Stored entries
>>>>
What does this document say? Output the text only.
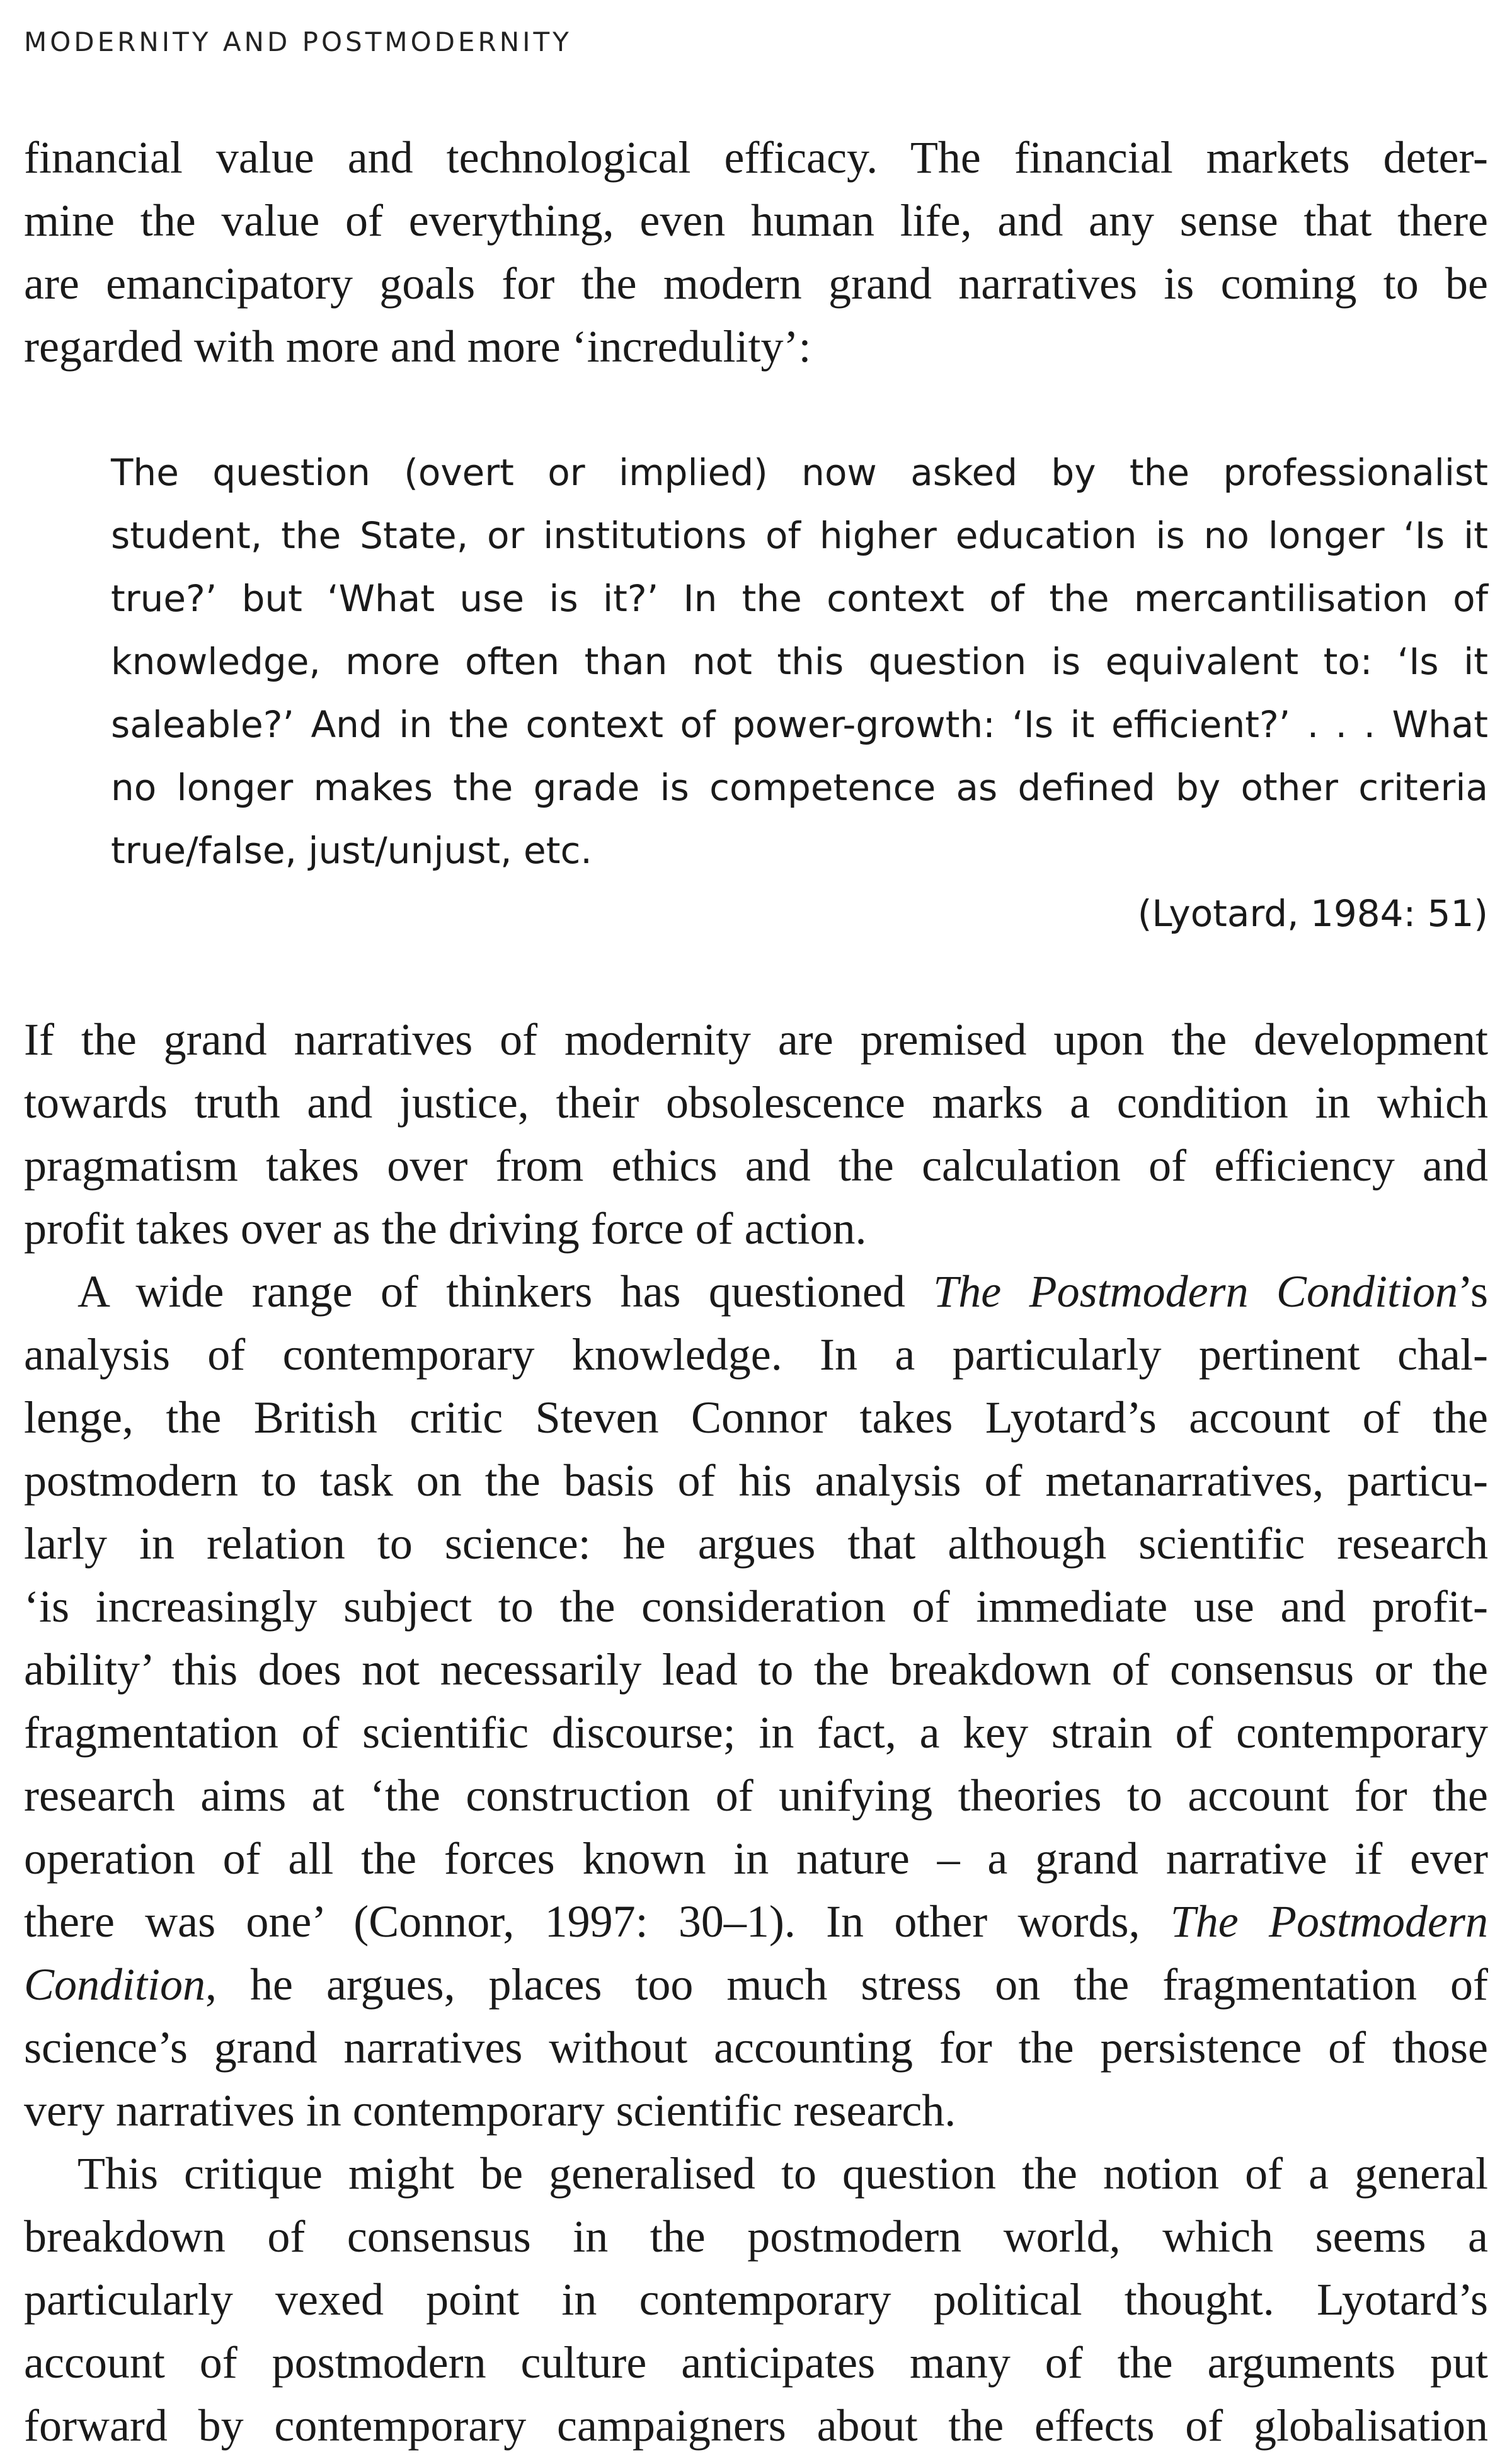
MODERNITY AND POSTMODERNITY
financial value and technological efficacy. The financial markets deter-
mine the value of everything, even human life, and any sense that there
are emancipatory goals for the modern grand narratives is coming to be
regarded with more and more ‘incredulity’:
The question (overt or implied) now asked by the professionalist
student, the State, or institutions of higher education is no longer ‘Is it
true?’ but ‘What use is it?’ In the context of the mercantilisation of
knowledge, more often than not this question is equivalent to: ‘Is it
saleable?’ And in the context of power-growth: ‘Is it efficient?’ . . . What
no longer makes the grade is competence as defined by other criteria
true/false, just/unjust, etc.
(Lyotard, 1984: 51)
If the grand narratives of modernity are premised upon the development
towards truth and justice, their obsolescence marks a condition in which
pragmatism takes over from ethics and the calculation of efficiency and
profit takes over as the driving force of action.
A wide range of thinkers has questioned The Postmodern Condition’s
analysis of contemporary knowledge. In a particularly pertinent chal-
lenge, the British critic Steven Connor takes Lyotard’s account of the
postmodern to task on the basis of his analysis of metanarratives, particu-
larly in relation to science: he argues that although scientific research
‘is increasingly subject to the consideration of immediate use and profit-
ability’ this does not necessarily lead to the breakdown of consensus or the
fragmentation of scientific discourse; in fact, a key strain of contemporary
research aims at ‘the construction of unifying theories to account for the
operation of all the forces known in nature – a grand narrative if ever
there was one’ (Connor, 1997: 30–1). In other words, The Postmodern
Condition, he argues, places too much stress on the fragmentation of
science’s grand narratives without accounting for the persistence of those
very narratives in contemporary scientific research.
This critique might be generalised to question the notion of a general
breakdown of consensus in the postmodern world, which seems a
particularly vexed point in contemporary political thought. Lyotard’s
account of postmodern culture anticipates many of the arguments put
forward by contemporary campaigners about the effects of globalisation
<<<<
>>>>
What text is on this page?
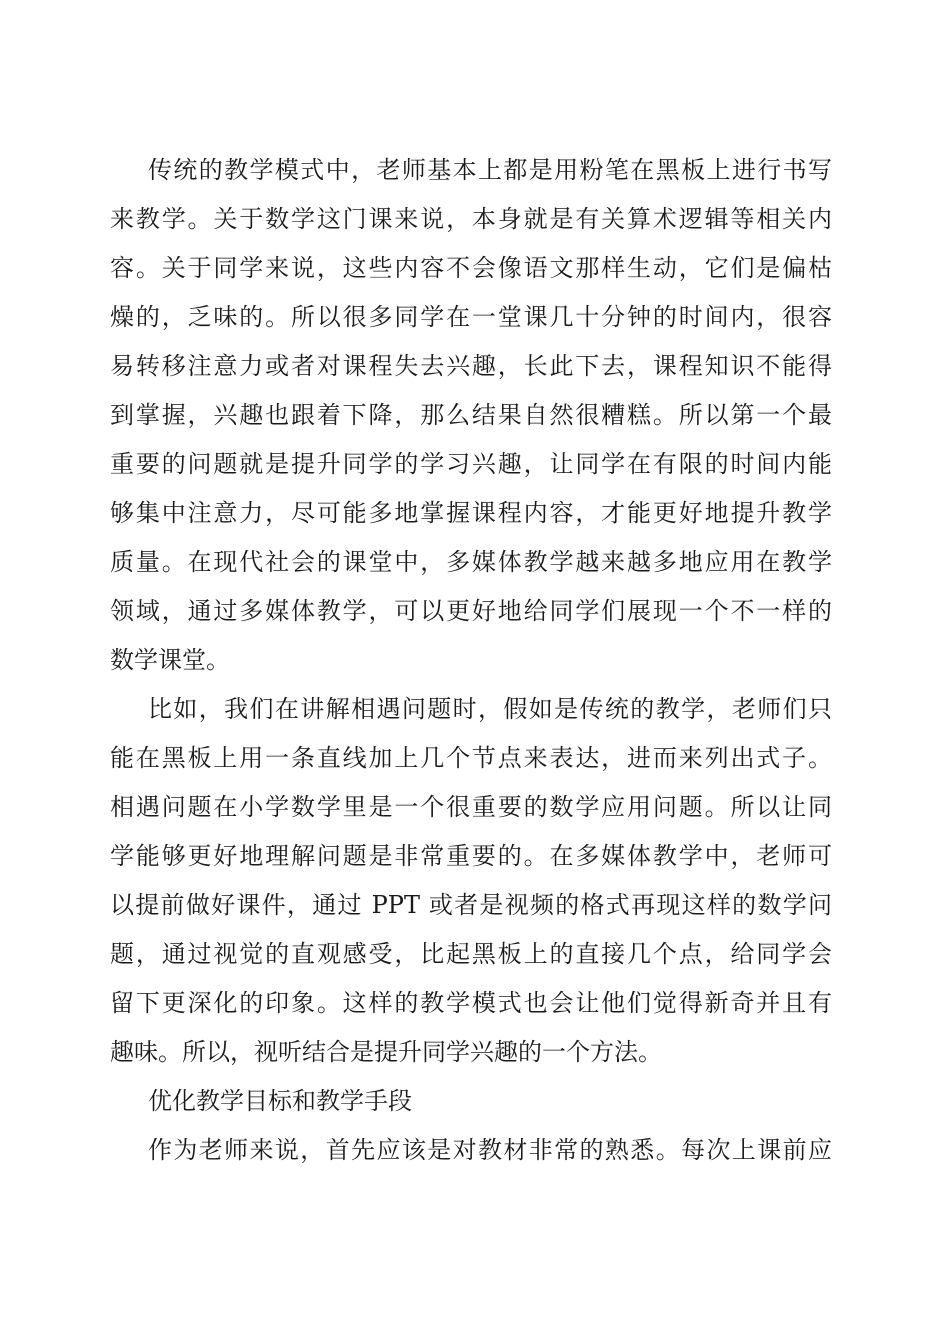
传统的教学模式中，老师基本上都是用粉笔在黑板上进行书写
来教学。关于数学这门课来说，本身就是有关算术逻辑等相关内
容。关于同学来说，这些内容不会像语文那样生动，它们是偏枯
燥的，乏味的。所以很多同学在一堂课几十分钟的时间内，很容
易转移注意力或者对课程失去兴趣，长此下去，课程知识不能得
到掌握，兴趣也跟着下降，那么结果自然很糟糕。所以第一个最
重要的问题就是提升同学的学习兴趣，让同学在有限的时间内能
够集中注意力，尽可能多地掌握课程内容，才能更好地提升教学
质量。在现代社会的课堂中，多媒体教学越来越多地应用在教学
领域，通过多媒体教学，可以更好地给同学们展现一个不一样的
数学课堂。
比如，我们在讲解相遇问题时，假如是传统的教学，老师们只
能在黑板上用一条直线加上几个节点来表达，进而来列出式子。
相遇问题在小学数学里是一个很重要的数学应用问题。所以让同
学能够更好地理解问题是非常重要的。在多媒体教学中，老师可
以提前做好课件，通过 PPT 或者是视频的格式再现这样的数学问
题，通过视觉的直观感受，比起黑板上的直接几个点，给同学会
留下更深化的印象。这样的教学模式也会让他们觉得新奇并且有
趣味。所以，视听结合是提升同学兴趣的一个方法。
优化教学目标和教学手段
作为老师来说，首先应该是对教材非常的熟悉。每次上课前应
<<<<
**Stated exercise**
Copy every line in the records above that contains the word "argues".

**Exercise result**
larly in relation to science: he argues that although scientific research
Condition, he argues, places too much stress on the fragmentation of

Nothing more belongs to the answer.